-- GIVEN TASK --
Every line that holds the string "Enumerate" is to be identified and copied.

-- DATA SECTION --
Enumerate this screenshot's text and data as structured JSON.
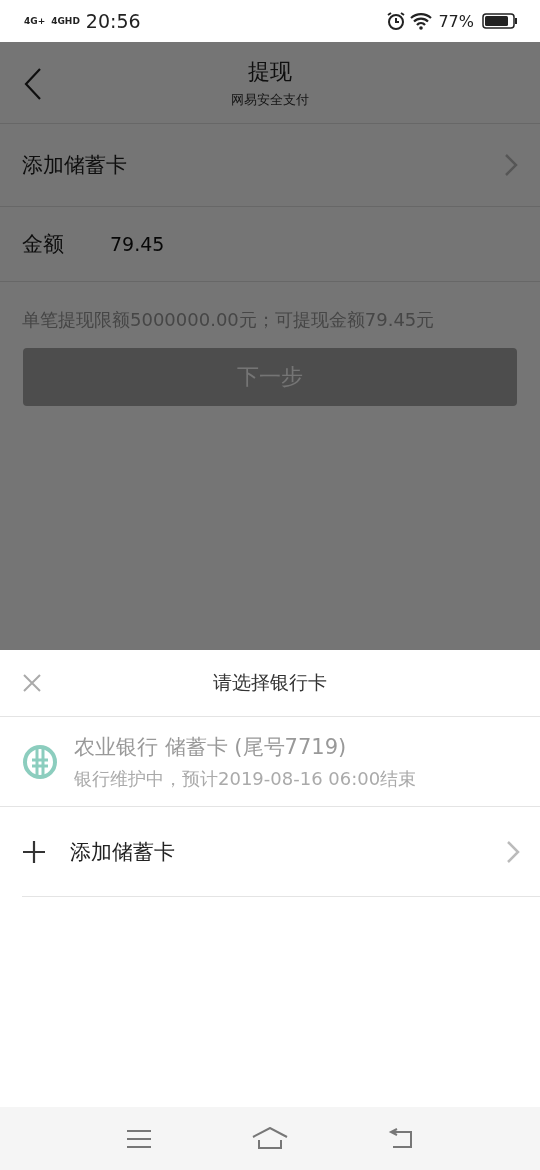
{
  "status_bar": {
    "network_1": "4G+",
    "network_2": "4GHD",
    "time": "20:56",
    "battery": "77%"
  },
  "header": {
    "title": "提现",
    "subtitle": "网易安全支付"
  },
  "form": {
    "add_card_label": "添加储蓄卡",
    "amount_label": "金额",
    "amount_value": "79.45",
    "hint": "单笔提现限额5000000.00元；可提现金额79.45元",
    "next_button": {
      "label": "下一步",
      "disabled": true
    }
  },
  "sheet": {
    "title": "请选择银行卡",
    "items": [
      {
        "kind": "bank",
        "name": "农业银行 储蓄卡 (尾号7719)",
        "note": "银行维护中，预计2019-08-16 06:00结束",
        "disabled": true
      },
      {
        "kind": "add",
        "label": "添加储蓄卡"
      }
    ]
  }
}
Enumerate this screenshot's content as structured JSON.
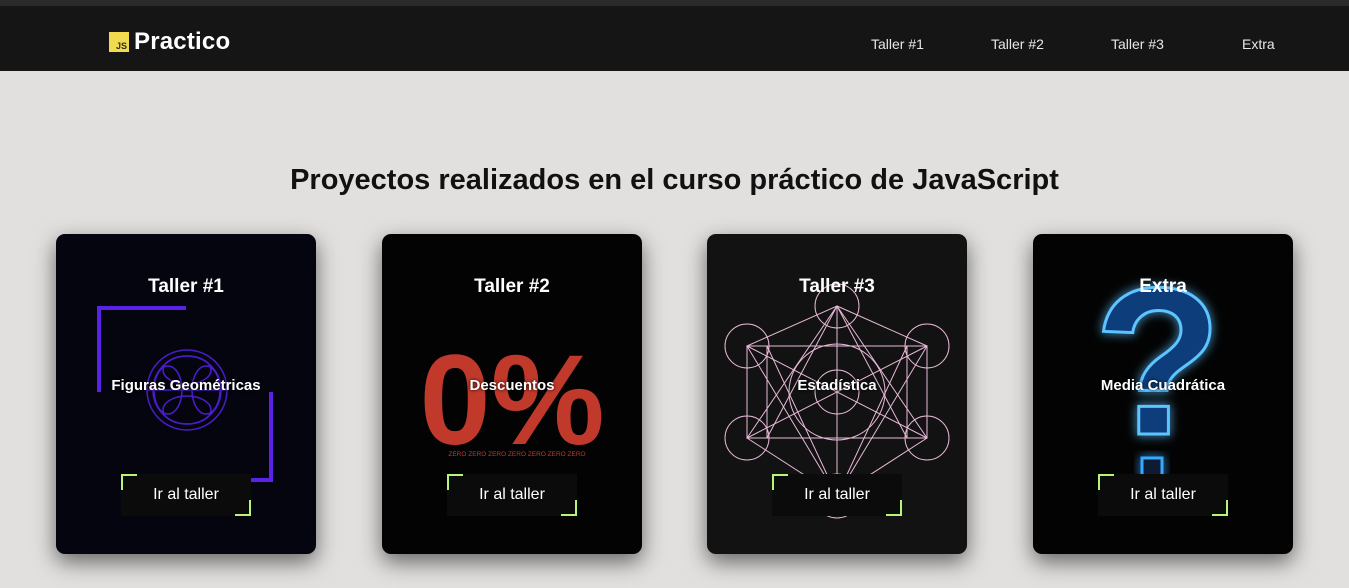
{
  "header": {
    "logo_badge": "JS",
    "logo_text": "Practico",
    "nav": [
      "Taller #1",
      "Taller #2",
      "Taller #3",
      "Extra"
    ]
  },
  "main": {
    "heading": "Proyectos realizados en el curso práctico de JavaScript",
    "cards": [
      {
        "title": "Taller #1",
        "subtitle": "Figuras Geométricas",
        "button": "Ir al taller",
        "background": "#050510",
        "accent": "#5a22e6"
      },
      {
        "title": "Taller #2",
        "subtitle": "Descuentos",
        "button": "Ir al taller",
        "background": "#030303",
        "accent": "#c0392b",
        "art_text": "0%",
        "art_caption": "ZERO ZERO ZERO ZERO ZERO ZERO ZERO"
      },
      {
        "title": "Taller #3",
        "subtitle": "Estadística",
        "button": "Ir al taller",
        "background": "#121212",
        "accent": "#e8b9d8"
      },
      {
        "title": "Extra",
        "subtitle": "Media Cuadrática",
        "button": "Ir al taller",
        "background": "#030303",
        "accent": "#36a8ff",
        "art_text": "?"
      }
    ]
  },
  "colors": {
    "topbar": "#151515",
    "page_background": "#e2e0de",
    "js_badge": "#f0db4f",
    "button_corner": "#b8f37a"
  }
}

-- TASK RESULT --
Enumerate this screenshot's text and data as structured JSON.
Enumerate this screenshot's content as structured JSON.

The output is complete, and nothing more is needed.